• **TASK DETAILS**
Search the records below for the word "Movimiento". Pull out each line that has it.

• **SOURCE RECORDS**
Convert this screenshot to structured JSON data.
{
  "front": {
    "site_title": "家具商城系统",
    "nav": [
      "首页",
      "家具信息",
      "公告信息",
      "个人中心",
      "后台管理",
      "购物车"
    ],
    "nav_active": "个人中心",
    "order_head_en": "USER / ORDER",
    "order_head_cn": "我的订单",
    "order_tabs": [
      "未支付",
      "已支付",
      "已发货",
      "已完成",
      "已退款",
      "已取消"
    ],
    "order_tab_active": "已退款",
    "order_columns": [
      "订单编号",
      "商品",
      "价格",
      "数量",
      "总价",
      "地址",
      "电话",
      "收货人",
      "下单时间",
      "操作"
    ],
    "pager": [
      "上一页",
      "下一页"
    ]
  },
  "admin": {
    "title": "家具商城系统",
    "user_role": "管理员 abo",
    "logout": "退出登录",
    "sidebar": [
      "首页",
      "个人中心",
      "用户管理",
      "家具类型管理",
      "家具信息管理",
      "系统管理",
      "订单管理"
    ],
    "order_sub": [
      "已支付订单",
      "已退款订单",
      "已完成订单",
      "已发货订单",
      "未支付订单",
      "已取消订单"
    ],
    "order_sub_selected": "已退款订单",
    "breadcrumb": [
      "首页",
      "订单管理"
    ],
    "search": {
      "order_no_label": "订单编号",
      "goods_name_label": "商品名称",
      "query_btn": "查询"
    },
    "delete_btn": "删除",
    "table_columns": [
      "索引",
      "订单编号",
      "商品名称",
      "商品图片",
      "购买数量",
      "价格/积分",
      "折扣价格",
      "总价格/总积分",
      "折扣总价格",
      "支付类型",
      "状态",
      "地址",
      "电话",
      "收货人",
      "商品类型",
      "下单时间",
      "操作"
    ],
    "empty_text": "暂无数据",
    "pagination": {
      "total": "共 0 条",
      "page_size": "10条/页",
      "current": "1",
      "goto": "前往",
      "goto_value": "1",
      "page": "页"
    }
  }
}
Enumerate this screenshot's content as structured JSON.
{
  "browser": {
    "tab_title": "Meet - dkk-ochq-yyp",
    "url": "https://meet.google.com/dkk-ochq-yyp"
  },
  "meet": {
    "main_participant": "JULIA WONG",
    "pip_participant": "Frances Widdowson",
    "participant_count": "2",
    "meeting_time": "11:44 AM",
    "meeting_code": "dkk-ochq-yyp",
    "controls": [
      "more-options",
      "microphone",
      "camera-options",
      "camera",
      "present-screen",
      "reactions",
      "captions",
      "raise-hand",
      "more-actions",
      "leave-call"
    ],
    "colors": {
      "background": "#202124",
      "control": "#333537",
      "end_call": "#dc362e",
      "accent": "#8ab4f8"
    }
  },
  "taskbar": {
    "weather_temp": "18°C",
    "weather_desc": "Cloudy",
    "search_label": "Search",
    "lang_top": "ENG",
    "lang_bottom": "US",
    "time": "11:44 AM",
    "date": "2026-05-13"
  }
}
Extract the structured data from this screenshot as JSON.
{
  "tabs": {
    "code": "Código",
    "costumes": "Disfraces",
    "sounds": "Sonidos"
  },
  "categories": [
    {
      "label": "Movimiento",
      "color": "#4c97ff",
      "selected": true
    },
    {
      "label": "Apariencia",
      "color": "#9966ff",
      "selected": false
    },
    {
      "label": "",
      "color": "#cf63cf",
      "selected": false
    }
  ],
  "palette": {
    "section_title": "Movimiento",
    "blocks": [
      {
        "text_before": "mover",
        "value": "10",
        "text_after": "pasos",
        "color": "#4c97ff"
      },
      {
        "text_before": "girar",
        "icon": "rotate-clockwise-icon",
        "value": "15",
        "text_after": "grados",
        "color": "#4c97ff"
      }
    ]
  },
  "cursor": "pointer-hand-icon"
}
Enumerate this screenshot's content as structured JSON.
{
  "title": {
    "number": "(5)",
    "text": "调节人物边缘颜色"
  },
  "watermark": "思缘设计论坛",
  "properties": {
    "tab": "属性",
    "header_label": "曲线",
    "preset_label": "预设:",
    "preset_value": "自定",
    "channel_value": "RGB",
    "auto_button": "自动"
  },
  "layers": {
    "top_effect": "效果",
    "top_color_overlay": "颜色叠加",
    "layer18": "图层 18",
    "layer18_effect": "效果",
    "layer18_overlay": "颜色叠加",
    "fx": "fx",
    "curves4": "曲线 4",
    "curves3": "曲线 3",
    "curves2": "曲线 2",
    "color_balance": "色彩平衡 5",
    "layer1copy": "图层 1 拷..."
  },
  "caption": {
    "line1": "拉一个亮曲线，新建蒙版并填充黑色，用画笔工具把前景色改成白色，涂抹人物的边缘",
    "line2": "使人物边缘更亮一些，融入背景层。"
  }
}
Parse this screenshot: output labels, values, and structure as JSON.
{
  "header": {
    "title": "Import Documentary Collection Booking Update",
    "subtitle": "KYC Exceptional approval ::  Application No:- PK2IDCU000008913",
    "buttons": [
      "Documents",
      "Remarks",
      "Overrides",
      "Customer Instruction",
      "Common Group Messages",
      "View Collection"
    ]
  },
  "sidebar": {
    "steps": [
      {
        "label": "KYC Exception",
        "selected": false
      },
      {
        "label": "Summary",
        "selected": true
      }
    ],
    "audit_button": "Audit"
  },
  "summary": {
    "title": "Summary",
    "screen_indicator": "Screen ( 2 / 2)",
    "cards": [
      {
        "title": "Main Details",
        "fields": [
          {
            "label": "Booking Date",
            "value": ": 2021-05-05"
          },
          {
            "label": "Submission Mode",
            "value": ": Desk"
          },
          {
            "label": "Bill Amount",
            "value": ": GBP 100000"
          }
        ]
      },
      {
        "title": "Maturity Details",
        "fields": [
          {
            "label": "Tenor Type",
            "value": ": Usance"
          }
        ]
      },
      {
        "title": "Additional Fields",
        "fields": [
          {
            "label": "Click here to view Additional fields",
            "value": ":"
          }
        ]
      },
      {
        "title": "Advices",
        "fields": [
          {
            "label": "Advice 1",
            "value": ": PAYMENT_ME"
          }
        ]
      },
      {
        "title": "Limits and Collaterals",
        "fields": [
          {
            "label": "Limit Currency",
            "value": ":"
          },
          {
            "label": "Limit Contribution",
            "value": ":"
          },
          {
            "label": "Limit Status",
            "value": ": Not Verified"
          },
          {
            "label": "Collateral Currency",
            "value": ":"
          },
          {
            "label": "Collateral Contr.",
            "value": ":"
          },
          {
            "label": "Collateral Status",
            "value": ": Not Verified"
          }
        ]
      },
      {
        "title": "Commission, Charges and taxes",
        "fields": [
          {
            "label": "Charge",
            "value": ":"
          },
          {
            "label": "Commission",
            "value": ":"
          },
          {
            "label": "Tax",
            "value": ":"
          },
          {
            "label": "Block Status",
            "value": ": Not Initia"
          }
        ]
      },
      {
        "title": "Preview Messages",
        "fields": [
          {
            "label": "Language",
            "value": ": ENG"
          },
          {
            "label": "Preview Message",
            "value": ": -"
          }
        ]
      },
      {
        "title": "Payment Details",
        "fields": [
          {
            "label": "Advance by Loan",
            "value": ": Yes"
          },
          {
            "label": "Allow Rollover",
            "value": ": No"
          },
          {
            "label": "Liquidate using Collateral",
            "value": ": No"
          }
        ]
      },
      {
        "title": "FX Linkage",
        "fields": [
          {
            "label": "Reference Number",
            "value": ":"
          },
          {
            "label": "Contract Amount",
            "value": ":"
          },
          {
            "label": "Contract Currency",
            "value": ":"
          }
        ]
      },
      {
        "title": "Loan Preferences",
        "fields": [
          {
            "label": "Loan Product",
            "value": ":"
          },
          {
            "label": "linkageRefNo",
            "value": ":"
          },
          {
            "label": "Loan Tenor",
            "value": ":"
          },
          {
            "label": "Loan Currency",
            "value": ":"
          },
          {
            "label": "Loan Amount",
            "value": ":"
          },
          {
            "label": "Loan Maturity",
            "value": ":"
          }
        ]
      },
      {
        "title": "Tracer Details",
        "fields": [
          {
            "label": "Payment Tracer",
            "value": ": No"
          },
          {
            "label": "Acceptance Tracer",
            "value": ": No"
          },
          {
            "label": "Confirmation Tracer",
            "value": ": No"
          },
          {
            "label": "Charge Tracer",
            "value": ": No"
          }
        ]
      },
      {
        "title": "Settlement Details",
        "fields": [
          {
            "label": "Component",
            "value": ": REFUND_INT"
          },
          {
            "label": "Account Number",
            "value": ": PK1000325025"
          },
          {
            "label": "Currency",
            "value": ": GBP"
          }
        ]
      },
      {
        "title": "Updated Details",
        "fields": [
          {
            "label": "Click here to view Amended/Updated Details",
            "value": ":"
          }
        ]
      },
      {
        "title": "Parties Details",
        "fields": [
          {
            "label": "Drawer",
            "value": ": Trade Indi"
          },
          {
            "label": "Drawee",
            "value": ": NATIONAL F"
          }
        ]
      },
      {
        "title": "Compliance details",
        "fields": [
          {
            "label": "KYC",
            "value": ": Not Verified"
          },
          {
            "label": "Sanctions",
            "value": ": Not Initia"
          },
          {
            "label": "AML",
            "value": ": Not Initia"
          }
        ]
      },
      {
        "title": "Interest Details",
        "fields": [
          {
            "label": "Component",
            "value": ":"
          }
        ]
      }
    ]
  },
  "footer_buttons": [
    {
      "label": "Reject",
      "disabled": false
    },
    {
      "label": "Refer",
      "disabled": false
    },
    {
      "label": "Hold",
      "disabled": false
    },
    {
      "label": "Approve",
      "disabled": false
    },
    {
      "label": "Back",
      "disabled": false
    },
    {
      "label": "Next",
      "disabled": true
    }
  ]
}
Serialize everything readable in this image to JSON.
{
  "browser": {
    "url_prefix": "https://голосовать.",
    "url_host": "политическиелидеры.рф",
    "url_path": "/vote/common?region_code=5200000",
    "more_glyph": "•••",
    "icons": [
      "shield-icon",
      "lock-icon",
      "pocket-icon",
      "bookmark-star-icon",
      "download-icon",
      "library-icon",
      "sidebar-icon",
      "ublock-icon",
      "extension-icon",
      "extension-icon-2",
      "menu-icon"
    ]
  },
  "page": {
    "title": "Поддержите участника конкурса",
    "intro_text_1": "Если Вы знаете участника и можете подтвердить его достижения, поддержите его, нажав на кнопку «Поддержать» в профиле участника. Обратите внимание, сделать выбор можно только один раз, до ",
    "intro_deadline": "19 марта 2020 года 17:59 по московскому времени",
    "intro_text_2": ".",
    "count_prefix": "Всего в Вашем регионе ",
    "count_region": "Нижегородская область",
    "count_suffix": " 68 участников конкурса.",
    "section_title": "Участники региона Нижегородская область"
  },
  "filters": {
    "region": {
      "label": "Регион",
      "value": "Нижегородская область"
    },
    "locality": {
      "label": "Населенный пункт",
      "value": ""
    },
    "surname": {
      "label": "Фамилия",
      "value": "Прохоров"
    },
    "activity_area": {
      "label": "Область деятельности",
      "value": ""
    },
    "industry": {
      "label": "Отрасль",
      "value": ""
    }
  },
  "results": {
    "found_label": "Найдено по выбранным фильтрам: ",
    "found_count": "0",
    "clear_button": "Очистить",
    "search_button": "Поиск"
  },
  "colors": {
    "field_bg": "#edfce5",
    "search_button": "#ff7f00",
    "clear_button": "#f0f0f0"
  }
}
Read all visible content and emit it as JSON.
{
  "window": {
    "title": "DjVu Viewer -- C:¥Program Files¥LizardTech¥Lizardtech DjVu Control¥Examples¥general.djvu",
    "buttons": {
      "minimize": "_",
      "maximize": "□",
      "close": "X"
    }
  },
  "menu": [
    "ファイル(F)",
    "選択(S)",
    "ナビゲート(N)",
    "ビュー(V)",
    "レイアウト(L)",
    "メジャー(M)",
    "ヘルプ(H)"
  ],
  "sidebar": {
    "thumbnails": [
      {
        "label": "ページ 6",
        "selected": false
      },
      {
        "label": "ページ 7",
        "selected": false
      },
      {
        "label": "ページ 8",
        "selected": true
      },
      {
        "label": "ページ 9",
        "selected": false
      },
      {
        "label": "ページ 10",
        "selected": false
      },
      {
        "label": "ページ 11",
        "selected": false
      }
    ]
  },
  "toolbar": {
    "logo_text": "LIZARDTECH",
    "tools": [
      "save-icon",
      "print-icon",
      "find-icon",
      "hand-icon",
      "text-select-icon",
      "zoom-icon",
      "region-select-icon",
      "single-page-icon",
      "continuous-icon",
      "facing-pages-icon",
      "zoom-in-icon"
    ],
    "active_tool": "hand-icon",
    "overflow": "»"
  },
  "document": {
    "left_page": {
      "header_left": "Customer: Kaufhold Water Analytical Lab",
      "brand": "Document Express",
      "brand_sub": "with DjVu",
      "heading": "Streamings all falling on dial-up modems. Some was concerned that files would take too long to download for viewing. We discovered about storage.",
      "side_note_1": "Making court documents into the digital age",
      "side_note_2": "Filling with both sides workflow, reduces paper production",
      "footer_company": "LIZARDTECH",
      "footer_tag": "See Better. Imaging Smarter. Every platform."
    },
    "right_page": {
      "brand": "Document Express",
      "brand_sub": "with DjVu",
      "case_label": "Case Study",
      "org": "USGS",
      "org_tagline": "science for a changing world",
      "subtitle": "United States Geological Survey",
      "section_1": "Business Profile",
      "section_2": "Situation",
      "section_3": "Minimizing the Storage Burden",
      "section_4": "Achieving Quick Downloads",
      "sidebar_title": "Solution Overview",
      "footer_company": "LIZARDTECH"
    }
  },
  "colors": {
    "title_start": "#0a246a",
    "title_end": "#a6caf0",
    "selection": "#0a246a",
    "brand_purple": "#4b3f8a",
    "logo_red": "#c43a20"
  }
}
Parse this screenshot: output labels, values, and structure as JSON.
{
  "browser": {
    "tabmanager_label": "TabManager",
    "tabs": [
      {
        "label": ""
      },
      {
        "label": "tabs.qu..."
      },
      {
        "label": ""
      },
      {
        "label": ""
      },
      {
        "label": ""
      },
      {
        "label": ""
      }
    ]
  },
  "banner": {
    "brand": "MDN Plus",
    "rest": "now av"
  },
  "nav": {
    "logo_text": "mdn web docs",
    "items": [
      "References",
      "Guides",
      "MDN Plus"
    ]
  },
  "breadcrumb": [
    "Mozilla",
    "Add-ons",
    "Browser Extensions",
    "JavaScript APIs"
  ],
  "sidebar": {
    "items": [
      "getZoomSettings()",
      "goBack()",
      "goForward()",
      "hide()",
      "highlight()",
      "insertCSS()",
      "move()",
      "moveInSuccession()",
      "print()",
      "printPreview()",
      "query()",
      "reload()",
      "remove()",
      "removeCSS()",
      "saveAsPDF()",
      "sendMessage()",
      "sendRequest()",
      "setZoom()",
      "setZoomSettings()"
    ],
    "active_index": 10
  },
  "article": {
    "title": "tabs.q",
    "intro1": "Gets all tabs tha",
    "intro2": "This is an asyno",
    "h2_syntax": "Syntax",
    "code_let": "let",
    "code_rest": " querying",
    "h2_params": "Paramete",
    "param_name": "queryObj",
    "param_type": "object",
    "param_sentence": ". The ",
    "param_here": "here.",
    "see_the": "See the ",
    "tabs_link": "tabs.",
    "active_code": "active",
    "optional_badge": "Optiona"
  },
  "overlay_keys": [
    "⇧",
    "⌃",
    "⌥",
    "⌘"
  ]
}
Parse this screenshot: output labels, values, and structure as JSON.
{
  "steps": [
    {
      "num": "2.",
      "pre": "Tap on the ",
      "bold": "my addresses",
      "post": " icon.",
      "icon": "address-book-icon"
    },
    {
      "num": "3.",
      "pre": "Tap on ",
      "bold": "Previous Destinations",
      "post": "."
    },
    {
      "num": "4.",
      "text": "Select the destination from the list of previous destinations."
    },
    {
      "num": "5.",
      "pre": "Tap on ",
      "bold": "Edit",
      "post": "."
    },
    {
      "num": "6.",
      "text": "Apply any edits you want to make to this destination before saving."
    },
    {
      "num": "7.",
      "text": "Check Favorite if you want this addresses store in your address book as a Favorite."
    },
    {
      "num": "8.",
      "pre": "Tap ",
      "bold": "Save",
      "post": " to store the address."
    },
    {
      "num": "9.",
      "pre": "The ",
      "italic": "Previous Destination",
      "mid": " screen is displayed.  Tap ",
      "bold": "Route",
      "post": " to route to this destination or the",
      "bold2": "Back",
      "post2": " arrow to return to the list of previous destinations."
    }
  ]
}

• **WORKED SOLUTION**
      "label": "Movimiento",
    "section_title": "Movimiento",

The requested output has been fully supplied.